WHAT THE TASK ASKS →
Write out the records below word for word, please.
## Begin
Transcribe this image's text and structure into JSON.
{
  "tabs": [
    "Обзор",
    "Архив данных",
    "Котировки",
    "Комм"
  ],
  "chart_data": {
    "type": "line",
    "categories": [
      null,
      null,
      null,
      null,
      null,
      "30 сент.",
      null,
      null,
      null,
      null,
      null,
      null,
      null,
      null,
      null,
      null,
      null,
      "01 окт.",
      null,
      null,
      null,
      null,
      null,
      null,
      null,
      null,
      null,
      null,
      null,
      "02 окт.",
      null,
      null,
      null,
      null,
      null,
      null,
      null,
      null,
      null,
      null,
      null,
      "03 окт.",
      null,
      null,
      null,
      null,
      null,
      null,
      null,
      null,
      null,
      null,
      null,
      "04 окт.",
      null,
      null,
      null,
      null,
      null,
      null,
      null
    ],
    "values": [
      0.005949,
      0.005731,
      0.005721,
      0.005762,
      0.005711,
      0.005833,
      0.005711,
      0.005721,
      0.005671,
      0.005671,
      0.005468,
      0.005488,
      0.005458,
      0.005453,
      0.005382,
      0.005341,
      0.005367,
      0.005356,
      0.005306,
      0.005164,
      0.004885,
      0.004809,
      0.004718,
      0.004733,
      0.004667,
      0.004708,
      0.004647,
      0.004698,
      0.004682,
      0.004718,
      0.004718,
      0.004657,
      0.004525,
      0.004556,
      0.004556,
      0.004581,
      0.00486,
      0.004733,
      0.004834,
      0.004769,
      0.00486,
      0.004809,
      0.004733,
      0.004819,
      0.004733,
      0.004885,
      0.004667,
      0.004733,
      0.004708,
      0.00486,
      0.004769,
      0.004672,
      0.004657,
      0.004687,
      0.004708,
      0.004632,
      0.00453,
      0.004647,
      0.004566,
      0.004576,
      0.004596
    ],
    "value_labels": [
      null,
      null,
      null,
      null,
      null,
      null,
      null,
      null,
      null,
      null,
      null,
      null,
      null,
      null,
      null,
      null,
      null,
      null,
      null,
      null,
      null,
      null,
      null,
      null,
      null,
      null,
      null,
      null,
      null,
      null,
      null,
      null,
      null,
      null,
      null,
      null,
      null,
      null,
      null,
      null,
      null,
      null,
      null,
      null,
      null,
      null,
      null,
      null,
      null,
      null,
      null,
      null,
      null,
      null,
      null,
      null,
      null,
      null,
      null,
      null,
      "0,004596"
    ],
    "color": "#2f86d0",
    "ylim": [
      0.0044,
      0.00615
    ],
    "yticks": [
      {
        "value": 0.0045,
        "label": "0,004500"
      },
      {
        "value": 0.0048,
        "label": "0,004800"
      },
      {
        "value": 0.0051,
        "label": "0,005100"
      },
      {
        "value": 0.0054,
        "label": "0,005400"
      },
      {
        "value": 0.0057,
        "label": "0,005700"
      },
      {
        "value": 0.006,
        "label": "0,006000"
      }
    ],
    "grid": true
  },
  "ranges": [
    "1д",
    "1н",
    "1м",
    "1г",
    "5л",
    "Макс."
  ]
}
## End
CORRECT RESULT →
Transcribe this image's text and structure into JSON.
{
  "tabs": [
    "Обзор",
    "Архив данных",
    "Котировки",
    "Комм"
  ],
  "chart_data": {
    "type": "line",
    "categories": [
      null,
      null,
      null,
      null,
      null,
      "30 сент.",
      null,
      null,
      null,
      null,
      null,
      null,
      null,
      null,
      null,
      null,
      null,
      "01 окт.",
      null,
      null,
      null,
      null,
      null,
      null,
      null,
      null,
      null,
      null,
      null,
      "02 окт.",
      null,
      null,
      null,
      null,
      null,
      null,
      null,
      null,
      null,
      null,
      null,
      "03 окт.",
      null,
      null,
      null,
      null,
      null,
      null,
      null,
      null,
      null,
      null,
      null,
      "04 окт.",
      null,
      null,
      null,
      null,
      null,
      null,
      null
    ],
    "values": [
      0.005949,
      0.005731,
      0.005721,
      0.005762,
      0.005711,
      0.005833,
      0.005711,
      0.005721,
      0.005671,
      0.005671,
      0.005468,
      0.005488,
      0.005458,
      0.005453,
      0.005382,
      0.005341,
      0.005367,
      0.005356,
      0.005306,
      0.005164,
      0.004885,
      0.004809,
      0.004718,
      0.004733,
      0.004667,
      0.004708,
      0.004647,
      0.004698,
      0.004682,
      0.004718,
      0.004718,
      0.004657,
      0.004525,
      0.004556,
      0.004556,
      0.004581,
      0.00486,
      0.004733,
      0.004834,
      0.004769,
      0.00486,
      0.004809,
      0.004733,
      0.004819,
      0.004733,
      0.004885,
      0.004667,
      0.004733,
      0.004708,
      0.00486,
      0.004769,
      0.004672,
      0.004657,
      0.004687,
      0.004708,
      0.004632,
      0.00453,
      0.004647,
      0.004566,
      0.004576,
      0.004596
    ],
    "value_labels": [
      null,
      null,
      null,
      null,
      null,
      null,
      null,
      null,
      null,
      null,
      null,
      null,
      null,
      null,
      null,
      null,
      null,
      null,
      null,
      null,
      null,
      null,
      null,
      null,
      null,
      null,
      null,
      null,
      null,
      null,
      null,
      null,
      null,
      null,
      null,
      null,
      null,
      null,
      null,
      null,
      null,
      null,
      null,
      null,
      null,
      null,
      null,
      null,
      null,
      null,
      null,
      null,
      null,
      null,
      null,
      null,
      null,
      null,
      null,
      null,
      "0,004596"
    ],
    "color": "#2f86d0",
    "ylim": [
      0.0044,
      0.00615
    ],
    "yticks": [
      {
        "value": 0.0045,
        "label": "0,004500"
      },
      {
        "value": 0.0048,
        "label": "0,004800"
      },
      {
        "value": 0.0051,
        "label": "0,005100"
      },
      {
        "value": 0.0054,
        "label": "0,005400"
      },
      {
        "value": 0.0057,
        "label": "0,005700"
      },
      {
        "value": 0.006,
        "label": "0,006000"
      }
    ],
    "grid": true
  },
  "ranges": [
    "1д",
    "1н",
    "1м",
    "1г",
    "5л",
    "Макс."
  ]
}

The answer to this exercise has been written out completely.